*WORK INSTRUCTIONS*:
Single out the lines of the material that contain "gerade" and copy them.

*GIVEN INFORMATION*:
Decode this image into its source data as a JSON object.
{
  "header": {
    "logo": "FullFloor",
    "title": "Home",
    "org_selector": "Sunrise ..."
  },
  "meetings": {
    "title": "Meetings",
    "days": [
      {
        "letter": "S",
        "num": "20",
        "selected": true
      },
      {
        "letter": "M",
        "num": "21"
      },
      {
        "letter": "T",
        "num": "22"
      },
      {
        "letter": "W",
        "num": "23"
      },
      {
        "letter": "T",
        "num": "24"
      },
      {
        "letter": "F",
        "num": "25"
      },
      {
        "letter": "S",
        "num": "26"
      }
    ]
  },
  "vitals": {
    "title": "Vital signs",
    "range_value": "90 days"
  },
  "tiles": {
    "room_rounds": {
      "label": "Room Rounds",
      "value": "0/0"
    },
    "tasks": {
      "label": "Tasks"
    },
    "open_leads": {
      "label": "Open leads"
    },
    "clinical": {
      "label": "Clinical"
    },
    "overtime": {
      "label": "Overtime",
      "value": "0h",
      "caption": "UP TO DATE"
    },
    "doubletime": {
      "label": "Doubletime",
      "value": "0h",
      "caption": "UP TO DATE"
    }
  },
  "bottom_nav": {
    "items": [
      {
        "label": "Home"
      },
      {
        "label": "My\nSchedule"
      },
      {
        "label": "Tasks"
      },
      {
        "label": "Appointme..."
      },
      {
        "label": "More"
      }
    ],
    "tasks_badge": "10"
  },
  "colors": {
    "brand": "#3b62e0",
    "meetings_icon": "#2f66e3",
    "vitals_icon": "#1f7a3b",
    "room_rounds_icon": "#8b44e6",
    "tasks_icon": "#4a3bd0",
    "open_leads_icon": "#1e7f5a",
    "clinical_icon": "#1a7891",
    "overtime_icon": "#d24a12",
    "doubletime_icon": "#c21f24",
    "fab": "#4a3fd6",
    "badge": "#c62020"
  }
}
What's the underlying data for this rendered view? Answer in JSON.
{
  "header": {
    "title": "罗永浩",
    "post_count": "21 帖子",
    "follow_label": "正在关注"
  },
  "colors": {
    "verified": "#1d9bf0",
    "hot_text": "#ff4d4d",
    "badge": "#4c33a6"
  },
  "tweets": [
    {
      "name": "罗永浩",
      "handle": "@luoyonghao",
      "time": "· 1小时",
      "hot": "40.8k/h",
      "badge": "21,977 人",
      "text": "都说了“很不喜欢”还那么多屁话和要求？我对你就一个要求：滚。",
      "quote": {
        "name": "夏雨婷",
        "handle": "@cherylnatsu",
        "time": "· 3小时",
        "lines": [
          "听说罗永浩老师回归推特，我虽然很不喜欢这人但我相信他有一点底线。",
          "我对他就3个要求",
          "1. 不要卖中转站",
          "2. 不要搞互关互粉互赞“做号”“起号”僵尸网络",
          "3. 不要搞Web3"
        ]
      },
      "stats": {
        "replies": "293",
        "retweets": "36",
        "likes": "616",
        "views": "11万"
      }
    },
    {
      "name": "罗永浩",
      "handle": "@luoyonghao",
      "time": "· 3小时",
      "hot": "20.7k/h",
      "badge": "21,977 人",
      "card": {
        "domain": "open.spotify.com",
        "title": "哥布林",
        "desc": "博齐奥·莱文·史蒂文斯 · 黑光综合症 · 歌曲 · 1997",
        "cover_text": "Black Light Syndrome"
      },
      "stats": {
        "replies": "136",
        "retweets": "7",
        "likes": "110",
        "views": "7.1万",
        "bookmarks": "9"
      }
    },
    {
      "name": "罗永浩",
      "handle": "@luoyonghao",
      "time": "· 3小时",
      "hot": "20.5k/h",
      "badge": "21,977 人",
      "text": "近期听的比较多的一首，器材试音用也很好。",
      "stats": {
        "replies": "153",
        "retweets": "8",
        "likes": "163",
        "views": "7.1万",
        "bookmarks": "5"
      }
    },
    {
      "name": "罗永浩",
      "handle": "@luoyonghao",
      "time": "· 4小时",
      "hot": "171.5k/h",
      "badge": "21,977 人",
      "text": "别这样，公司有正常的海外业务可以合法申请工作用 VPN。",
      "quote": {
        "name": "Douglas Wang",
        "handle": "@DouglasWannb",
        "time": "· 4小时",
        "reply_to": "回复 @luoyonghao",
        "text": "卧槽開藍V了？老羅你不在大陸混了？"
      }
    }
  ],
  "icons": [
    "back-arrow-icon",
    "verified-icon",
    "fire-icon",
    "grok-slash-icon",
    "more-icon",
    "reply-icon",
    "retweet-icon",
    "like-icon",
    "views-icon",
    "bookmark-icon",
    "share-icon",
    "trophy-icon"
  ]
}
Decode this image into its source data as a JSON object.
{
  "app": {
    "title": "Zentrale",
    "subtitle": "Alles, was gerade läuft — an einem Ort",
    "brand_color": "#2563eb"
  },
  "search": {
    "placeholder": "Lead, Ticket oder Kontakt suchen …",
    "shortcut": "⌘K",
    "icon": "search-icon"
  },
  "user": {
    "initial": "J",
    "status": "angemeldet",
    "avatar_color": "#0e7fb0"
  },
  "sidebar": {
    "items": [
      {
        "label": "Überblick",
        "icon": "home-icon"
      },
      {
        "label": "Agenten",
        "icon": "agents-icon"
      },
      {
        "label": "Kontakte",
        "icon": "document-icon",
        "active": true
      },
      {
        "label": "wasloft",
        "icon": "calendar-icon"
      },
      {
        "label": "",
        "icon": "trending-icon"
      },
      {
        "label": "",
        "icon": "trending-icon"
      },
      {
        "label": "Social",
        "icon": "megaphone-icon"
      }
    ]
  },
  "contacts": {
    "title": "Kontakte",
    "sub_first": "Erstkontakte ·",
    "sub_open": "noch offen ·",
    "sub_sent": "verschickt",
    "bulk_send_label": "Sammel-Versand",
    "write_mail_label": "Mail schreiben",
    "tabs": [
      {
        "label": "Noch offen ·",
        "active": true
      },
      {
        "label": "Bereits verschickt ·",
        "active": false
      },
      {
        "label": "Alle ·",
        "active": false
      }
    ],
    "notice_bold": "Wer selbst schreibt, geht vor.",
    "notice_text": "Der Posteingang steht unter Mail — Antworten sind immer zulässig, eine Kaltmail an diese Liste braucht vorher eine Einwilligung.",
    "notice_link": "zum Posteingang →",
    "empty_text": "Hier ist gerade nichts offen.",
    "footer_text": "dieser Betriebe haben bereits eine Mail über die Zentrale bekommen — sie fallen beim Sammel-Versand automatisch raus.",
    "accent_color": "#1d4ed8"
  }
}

*TASK SOLUTION*:
    "subtitle": "Alles, was gerade läuft — an einem Ort",
    "empty_text": "Hier ist gerade nichts offen.",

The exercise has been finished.